Start of Available data

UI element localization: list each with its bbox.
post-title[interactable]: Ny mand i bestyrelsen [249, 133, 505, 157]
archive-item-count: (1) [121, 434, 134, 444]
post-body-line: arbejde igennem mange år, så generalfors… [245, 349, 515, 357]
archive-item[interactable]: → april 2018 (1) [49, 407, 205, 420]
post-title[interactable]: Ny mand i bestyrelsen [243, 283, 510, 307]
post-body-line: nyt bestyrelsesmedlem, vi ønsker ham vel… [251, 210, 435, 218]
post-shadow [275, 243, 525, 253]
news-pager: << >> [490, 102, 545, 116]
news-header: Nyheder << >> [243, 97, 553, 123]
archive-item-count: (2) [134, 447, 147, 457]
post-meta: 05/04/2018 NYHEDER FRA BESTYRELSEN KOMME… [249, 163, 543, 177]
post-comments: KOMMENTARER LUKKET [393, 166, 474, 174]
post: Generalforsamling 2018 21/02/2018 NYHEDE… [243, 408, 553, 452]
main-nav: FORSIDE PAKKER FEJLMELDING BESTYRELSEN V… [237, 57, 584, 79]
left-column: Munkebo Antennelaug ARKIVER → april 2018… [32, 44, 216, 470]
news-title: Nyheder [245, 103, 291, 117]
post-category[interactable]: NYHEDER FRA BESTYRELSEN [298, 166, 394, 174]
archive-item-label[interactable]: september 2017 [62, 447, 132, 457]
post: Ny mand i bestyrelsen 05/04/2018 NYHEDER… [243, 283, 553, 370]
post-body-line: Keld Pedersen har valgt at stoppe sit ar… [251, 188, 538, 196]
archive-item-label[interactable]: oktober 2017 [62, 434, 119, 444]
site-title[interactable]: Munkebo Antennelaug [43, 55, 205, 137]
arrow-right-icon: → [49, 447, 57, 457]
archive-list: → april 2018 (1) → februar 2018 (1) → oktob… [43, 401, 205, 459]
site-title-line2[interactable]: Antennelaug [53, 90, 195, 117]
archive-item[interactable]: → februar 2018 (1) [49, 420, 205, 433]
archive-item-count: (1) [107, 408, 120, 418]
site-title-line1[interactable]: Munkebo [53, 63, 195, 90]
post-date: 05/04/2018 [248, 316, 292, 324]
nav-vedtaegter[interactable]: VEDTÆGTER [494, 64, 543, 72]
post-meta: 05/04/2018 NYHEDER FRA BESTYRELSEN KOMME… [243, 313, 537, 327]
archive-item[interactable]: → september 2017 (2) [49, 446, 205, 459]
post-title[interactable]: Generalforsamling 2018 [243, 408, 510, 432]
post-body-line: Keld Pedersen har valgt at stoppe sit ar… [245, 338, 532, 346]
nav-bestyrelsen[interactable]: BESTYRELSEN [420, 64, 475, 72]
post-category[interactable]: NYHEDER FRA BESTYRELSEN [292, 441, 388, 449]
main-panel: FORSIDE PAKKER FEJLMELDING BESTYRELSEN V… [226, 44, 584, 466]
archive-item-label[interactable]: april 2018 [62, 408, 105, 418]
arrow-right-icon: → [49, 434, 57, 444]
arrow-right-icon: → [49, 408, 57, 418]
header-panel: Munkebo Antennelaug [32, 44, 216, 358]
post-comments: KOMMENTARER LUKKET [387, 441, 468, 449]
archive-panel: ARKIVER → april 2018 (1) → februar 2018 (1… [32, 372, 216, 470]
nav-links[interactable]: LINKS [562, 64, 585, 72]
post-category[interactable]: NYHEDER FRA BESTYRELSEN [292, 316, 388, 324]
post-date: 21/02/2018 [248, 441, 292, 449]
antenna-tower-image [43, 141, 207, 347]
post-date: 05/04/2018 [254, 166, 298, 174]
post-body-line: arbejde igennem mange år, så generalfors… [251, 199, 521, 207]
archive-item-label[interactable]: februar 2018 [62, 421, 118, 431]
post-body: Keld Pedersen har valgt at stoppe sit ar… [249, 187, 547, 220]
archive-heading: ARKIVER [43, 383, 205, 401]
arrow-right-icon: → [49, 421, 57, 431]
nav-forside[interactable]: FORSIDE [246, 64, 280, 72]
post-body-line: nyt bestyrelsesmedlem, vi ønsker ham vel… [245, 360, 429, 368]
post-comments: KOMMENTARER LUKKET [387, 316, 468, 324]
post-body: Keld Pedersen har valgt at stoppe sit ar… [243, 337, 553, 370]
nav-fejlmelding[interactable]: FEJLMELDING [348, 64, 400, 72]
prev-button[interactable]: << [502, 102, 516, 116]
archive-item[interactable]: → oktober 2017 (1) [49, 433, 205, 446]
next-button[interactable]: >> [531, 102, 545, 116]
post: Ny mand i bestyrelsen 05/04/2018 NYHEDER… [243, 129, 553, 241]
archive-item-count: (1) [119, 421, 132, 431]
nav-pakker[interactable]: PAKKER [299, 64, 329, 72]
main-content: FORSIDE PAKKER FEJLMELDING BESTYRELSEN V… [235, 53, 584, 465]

End of Available data
Start of Available data

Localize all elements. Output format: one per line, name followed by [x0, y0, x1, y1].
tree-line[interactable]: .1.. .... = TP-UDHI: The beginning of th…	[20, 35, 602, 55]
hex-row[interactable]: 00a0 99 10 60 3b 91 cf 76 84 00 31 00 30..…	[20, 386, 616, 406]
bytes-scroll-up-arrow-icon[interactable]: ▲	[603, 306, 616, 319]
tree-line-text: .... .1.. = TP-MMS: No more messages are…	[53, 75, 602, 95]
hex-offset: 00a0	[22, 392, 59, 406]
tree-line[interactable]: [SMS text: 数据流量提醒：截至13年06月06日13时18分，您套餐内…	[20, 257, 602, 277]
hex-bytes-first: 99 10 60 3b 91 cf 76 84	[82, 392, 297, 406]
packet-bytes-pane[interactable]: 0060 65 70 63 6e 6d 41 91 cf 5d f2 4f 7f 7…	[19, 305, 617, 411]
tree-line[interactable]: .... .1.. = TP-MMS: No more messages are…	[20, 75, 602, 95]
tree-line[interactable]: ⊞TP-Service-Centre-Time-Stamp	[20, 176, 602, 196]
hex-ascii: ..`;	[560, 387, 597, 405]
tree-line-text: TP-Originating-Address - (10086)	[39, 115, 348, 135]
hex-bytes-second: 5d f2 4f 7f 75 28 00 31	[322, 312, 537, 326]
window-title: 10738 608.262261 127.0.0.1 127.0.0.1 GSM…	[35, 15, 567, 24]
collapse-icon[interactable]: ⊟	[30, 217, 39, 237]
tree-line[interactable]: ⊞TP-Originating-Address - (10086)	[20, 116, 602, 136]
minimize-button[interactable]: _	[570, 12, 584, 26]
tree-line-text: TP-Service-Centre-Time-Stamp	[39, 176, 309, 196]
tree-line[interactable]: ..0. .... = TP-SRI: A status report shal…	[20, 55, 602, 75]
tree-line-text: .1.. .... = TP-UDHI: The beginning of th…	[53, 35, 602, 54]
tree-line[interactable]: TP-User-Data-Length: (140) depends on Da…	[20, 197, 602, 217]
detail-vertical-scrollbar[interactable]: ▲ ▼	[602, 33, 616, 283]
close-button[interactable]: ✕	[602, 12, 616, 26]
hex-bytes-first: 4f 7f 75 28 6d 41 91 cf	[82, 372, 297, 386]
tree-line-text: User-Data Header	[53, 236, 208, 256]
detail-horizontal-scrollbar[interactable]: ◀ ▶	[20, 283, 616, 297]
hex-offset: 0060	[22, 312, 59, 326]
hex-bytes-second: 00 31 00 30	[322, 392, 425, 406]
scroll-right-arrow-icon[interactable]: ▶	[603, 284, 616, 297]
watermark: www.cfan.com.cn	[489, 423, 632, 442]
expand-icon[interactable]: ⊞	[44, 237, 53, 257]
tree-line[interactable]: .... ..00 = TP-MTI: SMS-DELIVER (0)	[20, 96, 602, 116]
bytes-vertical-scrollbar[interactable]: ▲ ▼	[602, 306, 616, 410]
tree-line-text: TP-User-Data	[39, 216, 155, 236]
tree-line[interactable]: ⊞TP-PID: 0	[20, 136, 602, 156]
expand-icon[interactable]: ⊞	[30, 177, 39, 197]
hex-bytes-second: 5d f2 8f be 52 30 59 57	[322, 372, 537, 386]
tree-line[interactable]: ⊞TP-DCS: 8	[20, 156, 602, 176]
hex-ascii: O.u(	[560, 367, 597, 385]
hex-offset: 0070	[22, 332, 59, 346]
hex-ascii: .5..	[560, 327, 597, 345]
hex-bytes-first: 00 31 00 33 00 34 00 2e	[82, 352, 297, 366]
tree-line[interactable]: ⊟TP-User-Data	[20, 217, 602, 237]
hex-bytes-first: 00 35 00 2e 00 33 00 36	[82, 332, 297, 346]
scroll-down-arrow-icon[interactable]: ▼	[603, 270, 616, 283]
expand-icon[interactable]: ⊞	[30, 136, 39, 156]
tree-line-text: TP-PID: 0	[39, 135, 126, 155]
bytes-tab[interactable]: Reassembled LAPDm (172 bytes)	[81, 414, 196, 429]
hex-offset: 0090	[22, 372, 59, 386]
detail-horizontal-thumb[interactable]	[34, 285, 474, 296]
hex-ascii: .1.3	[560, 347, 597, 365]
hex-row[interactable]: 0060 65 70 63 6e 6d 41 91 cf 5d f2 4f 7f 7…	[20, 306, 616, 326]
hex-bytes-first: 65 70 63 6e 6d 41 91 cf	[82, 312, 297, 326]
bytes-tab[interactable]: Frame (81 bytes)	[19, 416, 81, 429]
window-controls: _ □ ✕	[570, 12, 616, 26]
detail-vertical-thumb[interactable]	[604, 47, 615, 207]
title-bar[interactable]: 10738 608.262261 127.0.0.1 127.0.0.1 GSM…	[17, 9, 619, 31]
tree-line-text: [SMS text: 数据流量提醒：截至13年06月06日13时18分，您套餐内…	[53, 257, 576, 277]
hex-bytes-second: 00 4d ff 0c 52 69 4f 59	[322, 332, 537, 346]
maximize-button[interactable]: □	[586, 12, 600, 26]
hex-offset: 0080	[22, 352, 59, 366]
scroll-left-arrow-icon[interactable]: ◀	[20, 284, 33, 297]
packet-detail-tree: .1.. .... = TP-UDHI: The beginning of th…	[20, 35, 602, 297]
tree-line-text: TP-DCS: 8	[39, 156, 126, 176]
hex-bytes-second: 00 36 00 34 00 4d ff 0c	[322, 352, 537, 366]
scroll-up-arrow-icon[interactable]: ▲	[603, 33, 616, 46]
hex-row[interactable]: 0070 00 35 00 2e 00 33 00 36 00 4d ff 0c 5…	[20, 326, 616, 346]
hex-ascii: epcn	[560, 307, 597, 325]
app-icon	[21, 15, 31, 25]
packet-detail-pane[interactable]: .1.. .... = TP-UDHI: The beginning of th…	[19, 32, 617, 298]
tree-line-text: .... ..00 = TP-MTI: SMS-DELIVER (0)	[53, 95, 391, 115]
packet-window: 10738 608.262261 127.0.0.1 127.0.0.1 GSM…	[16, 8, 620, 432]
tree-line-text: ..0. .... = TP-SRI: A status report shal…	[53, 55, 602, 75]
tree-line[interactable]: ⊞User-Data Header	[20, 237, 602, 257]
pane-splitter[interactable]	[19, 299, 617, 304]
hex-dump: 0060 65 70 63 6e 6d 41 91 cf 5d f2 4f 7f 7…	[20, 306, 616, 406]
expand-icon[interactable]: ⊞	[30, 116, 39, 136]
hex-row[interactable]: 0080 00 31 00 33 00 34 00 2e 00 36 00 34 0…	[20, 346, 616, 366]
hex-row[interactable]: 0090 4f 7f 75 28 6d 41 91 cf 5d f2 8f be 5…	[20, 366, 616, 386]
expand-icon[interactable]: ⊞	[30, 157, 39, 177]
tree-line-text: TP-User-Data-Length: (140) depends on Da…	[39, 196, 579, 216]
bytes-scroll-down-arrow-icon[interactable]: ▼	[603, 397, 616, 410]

End of Available data

Required task — Please copy the rows from the line with "UI element localization: list" up to and including the line with "archive-item-label[interactable]: oktober 2017".

Output —
UI element localization: list each with its bbox.
post-title[interactable]: Ny mand i bestyrelsen [249, 133, 505, 157]
archive-item-count: (1) [121, 434, 134, 444]
post-body-line: arbejde igennem mange år, så generalfors… [245, 349, 515, 357]
archive-item[interactable]: → april 2018 (1) [49, 407, 205, 420]
post-title[interactable]: Ny mand i bestyrelsen [243, 283, 510, 307]
post-body-line: nyt bestyrelsesmedlem, vi ønsker ham vel… [251, 210, 435, 218]
post-shadow [275, 243, 525, 253]
news-pager: << >> [490, 102, 545, 116]
news-header: Nyheder << >> [243, 97, 553, 123]
archive-item-count: (2) [134, 447, 147, 457]
post-meta: 05/04/2018 NYHEDER FRA BESTYRELSEN KOMME… [249, 163, 543, 177]
post-comments: KOMMENTARER LUKKET [393, 166, 474, 174]
post: Generalforsamling 2018 21/02/2018 NYHEDE… [243, 408, 553, 452]
main-nav: FORSIDE PAKKER FEJLMELDING BESTYRELSEN V… [237, 57, 584, 79]
left-column: Munkebo Antennelaug ARKIVER → april 2018… [32, 44, 216, 470]
news-title: Nyheder [245, 103, 291, 117]
post-category[interactable]: NYHEDER FRA BESTYRELSEN [298, 166, 394, 174]
archive-item-label[interactable]: september 2017 [62, 447, 132, 457]
post: Ny mand i bestyrelsen 05/04/2018 NYHEDER… [243, 283, 553, 370]
post-body-line: Keld Pedersen har valgt at stoppe sit ar… [251, 188, 538, 196]
archive-item-label[interactable]: oktober 2017 [62, 434, 119, 444]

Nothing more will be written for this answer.